What you have to do:
Look over the lines below. Report each one that includes the string "JSON".

------------------------

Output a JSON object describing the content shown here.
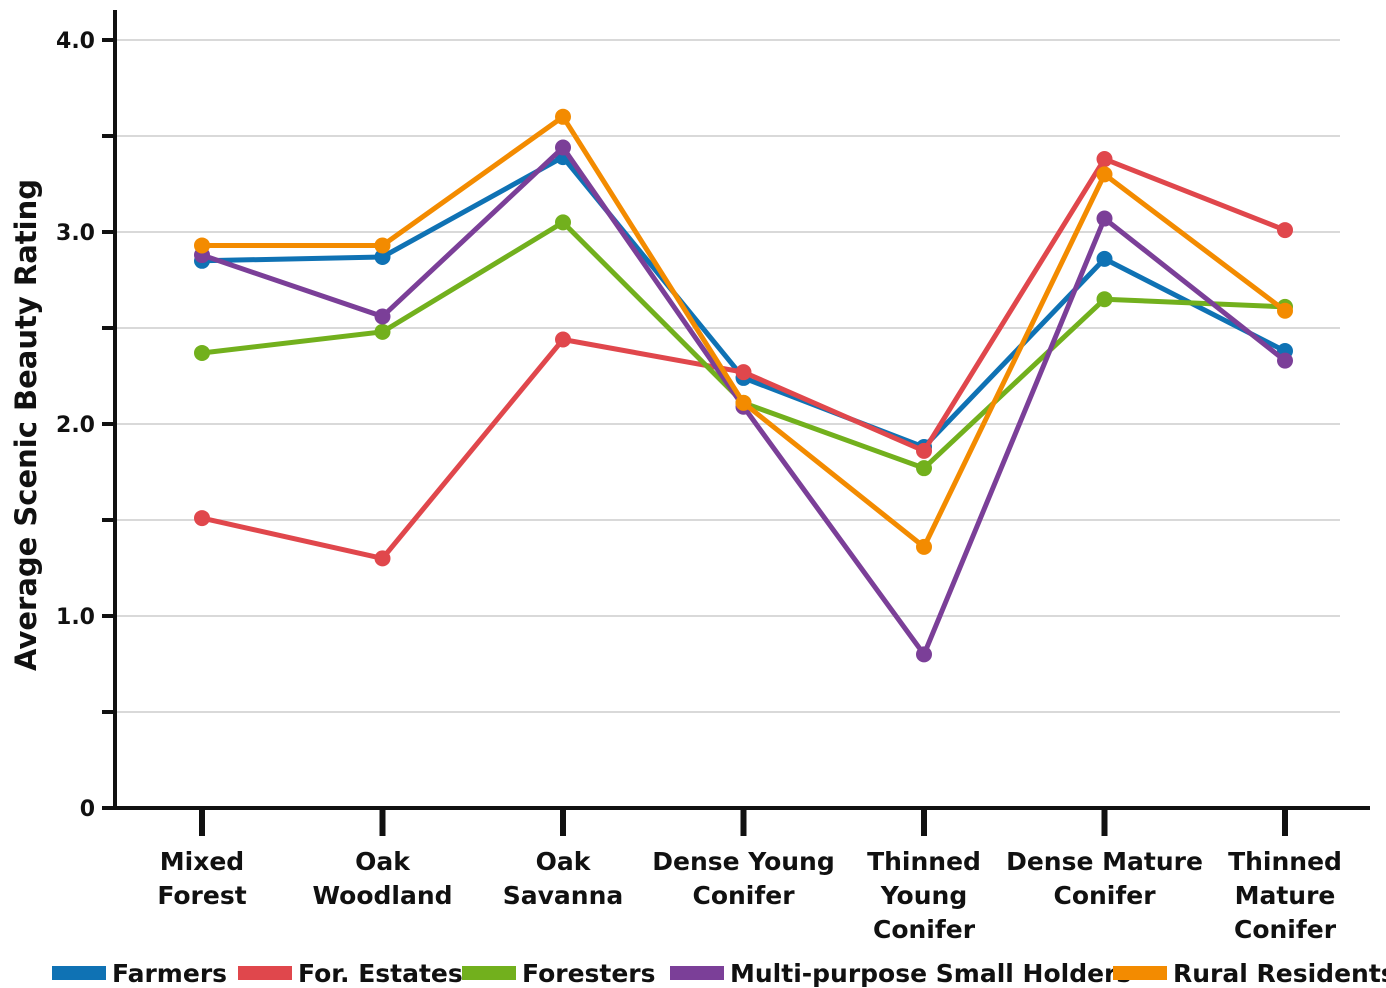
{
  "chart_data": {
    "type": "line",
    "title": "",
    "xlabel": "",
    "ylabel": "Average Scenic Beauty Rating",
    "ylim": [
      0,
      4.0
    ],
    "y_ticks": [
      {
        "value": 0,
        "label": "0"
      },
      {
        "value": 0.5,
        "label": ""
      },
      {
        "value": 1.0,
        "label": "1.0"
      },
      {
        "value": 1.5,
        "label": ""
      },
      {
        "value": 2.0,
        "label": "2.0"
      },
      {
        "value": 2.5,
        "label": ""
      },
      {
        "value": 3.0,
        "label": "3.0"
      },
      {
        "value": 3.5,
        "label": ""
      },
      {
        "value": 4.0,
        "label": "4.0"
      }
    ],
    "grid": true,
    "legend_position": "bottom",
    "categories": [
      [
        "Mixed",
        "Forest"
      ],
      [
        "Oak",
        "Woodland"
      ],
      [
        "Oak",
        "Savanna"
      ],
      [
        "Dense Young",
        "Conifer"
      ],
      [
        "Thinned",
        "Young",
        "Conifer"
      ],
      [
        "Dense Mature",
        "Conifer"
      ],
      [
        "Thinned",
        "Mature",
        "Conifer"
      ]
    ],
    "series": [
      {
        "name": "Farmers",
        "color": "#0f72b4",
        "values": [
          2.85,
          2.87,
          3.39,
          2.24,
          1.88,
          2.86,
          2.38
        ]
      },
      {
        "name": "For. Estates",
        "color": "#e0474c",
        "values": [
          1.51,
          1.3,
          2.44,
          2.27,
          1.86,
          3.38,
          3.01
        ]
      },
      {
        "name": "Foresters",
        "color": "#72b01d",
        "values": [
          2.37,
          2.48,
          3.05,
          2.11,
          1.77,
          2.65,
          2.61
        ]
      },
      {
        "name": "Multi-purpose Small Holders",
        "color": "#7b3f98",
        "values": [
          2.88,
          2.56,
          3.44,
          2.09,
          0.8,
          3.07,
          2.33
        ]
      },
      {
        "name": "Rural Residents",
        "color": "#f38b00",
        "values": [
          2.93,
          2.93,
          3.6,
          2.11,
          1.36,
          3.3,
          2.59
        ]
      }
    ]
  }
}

------------------------

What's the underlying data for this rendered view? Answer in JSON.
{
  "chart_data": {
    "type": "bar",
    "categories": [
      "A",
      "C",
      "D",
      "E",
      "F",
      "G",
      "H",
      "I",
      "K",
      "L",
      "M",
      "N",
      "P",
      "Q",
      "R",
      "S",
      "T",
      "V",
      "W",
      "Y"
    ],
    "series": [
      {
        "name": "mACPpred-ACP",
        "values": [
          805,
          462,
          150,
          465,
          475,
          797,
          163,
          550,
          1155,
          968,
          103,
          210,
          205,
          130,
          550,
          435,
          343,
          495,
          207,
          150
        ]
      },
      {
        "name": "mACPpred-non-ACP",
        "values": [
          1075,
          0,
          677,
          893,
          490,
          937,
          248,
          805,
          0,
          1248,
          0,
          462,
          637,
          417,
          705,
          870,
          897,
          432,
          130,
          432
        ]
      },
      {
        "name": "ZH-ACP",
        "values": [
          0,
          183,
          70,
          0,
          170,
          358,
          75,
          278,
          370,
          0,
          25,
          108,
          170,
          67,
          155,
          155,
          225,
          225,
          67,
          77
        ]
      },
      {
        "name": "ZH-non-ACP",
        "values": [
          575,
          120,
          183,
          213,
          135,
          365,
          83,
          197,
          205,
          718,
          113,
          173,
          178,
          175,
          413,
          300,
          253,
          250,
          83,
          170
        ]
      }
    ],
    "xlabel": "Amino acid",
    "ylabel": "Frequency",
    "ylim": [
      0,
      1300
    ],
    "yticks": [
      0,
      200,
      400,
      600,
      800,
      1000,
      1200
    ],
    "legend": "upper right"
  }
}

------------------------

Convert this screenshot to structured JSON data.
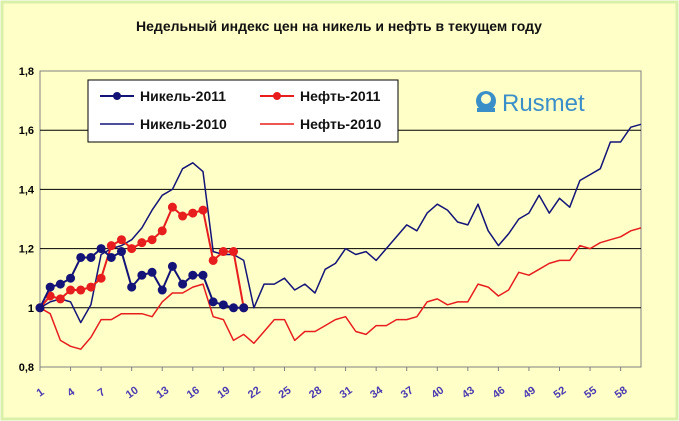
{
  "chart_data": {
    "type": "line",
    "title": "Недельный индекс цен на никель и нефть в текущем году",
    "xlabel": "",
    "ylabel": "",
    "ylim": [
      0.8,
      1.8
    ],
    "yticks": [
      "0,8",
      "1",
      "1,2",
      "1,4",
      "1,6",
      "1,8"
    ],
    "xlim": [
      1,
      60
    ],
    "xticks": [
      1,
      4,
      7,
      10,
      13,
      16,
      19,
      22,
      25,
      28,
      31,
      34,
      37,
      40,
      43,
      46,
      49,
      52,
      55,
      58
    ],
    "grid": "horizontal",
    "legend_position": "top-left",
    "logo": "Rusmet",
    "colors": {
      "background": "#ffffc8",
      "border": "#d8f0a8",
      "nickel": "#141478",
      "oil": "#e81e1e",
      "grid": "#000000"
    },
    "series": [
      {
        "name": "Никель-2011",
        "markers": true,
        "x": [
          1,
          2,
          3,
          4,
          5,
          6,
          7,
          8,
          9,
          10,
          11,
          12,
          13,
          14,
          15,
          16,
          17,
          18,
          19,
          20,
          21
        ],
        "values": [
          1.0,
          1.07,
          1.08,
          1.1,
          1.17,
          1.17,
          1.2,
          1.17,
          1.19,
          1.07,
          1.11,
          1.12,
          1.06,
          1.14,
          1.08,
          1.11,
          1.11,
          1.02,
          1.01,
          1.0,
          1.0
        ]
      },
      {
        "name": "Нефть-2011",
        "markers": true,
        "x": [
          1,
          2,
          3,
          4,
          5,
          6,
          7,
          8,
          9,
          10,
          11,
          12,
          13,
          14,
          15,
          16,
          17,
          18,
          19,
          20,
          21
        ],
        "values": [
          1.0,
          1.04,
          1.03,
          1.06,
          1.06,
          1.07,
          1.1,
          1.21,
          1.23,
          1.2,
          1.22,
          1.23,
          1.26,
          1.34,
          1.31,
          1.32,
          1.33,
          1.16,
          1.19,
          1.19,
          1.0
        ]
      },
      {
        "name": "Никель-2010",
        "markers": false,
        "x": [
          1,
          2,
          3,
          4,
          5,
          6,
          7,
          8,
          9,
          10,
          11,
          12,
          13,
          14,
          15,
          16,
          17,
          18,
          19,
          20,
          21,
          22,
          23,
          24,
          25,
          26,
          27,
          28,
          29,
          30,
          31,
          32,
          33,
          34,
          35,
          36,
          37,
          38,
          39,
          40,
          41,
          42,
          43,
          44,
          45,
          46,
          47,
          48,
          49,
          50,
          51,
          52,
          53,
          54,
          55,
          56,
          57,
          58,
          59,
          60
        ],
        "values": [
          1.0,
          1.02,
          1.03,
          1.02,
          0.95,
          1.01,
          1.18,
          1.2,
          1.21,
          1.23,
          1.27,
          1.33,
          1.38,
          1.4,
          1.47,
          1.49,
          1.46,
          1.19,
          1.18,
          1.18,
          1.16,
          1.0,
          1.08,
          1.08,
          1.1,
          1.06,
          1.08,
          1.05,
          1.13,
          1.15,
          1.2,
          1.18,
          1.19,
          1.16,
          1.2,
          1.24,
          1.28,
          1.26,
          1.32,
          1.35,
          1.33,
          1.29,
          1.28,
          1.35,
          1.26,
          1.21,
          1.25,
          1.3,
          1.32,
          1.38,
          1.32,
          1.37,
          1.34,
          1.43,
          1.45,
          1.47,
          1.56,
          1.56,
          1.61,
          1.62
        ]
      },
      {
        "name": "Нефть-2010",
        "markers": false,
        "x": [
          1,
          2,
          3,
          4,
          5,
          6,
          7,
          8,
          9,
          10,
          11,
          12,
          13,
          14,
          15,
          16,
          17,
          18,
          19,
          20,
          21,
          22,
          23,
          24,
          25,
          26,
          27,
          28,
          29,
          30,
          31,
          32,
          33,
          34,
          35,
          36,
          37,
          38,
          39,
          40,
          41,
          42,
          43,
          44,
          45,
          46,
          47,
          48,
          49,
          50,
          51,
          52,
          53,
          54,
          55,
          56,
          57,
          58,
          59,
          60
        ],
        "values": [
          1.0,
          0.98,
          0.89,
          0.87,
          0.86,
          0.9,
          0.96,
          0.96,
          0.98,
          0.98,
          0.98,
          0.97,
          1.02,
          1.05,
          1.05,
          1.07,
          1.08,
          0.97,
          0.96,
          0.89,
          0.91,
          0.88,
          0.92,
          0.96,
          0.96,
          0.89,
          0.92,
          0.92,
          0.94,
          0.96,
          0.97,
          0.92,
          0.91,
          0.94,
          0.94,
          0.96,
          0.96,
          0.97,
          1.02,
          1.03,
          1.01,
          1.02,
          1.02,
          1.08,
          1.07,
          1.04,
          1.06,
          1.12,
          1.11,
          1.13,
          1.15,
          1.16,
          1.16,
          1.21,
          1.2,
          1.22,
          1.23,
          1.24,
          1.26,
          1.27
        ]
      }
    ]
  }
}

------------------------

Response below:
Output a JSON object describing the content shown here.
What's the underlying data for this rendered view? Answer in JSON.
Convert this screenshot to structured JSON data.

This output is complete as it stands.